## begin TASK INPUTS

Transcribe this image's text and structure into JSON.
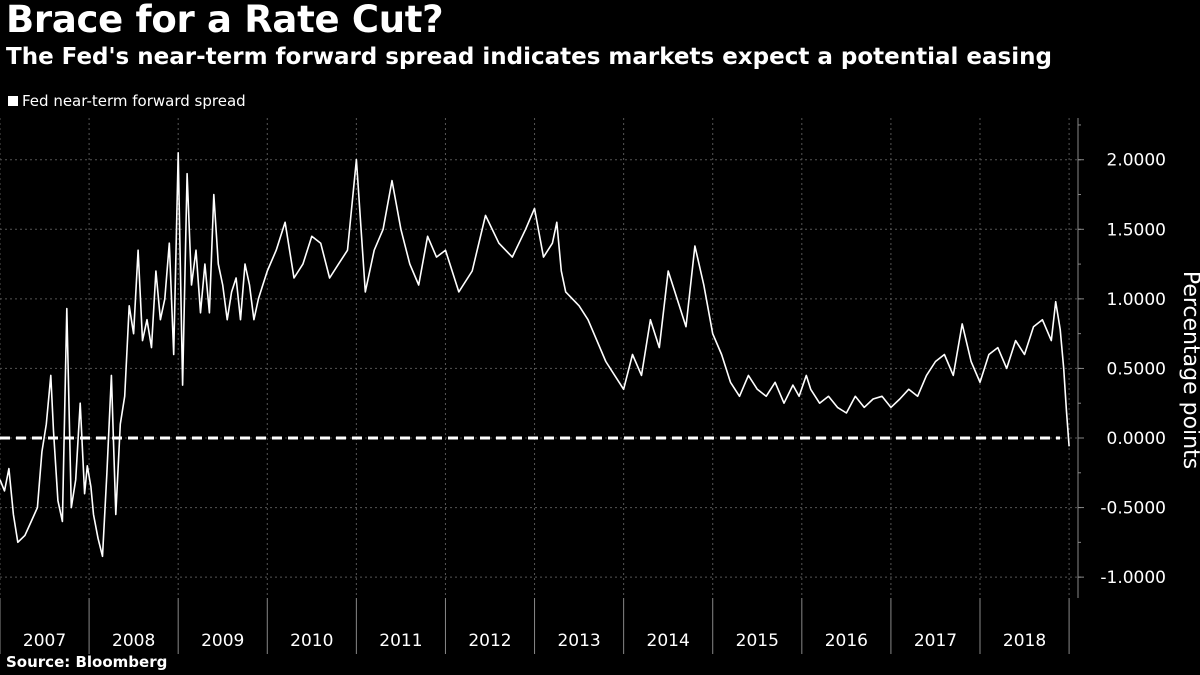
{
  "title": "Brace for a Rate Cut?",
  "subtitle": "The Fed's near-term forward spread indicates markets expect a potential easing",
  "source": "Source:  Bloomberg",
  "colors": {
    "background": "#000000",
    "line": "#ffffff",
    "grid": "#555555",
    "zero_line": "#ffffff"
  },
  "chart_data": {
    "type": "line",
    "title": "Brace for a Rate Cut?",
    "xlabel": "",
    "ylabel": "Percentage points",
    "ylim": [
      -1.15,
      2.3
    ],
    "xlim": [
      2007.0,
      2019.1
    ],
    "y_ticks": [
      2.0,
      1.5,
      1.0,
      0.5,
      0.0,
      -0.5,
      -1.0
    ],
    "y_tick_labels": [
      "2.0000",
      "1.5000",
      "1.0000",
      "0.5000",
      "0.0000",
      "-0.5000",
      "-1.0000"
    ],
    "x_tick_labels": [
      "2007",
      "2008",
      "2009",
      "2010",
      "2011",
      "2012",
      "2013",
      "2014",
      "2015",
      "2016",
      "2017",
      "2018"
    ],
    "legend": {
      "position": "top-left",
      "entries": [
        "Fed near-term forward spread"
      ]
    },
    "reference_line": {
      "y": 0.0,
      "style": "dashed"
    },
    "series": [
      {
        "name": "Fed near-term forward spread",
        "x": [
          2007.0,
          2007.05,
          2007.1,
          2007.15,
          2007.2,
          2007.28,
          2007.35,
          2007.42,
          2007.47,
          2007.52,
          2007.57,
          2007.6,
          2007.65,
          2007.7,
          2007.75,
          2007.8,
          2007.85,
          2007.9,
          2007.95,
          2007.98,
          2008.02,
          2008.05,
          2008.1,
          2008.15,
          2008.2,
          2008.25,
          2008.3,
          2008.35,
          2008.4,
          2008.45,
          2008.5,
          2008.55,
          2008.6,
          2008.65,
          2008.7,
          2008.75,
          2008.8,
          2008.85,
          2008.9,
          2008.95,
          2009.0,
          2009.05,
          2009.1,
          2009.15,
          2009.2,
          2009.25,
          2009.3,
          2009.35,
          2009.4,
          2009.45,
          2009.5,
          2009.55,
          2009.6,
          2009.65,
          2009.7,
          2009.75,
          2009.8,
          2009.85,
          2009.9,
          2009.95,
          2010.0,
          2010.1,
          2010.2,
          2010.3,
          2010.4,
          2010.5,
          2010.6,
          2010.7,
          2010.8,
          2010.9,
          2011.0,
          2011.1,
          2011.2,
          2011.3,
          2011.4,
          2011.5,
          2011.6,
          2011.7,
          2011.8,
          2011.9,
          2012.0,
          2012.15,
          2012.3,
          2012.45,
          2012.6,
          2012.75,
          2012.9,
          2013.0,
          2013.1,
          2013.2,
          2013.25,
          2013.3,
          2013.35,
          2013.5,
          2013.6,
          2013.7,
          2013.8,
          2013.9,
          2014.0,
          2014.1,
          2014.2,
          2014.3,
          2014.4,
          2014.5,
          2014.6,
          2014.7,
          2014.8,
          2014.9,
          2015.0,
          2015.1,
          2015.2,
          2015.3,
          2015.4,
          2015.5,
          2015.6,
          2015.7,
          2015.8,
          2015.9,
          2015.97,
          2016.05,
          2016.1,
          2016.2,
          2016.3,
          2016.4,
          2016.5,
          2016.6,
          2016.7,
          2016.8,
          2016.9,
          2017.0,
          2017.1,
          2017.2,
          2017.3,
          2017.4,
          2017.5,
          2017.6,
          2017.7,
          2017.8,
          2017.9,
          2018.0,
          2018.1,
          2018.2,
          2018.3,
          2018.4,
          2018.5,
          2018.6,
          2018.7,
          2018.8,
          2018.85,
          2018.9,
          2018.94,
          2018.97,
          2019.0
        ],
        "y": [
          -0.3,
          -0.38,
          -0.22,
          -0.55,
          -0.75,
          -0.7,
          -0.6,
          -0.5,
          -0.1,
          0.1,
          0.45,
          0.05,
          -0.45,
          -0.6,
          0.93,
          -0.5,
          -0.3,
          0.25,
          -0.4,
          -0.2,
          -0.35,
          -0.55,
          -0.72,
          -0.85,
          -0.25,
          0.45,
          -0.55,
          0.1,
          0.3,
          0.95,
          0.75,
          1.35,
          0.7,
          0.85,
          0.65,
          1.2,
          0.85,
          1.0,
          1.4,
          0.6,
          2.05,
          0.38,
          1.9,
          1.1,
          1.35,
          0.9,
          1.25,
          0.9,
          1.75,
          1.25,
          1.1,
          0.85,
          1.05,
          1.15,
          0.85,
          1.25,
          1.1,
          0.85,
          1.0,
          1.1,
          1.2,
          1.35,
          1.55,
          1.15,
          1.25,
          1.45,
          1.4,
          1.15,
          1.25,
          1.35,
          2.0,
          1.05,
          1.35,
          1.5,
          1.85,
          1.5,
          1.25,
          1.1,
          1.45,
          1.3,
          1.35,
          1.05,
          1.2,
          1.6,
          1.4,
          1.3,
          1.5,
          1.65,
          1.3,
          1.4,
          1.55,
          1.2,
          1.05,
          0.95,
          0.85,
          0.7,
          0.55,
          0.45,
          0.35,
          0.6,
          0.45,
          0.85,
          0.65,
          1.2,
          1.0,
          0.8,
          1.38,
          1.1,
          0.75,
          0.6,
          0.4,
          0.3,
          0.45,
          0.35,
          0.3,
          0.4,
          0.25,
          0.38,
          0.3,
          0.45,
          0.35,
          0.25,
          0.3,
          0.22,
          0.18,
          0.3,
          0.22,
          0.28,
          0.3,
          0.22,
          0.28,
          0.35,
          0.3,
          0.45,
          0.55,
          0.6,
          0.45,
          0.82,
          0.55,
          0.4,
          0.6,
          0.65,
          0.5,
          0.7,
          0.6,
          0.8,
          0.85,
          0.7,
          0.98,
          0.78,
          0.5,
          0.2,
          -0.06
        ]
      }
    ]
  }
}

## end TASK INPUTS

> [SHORT TASK]:
Return a copy of every line that includes the word "term".

> [THE RESPONSE]:
  "subtitle": "The Fed's near-term forward spread indicates markets expect a potential easing",
        "Fed near-term forward spread"
        "name": "Fed near-term forward spread",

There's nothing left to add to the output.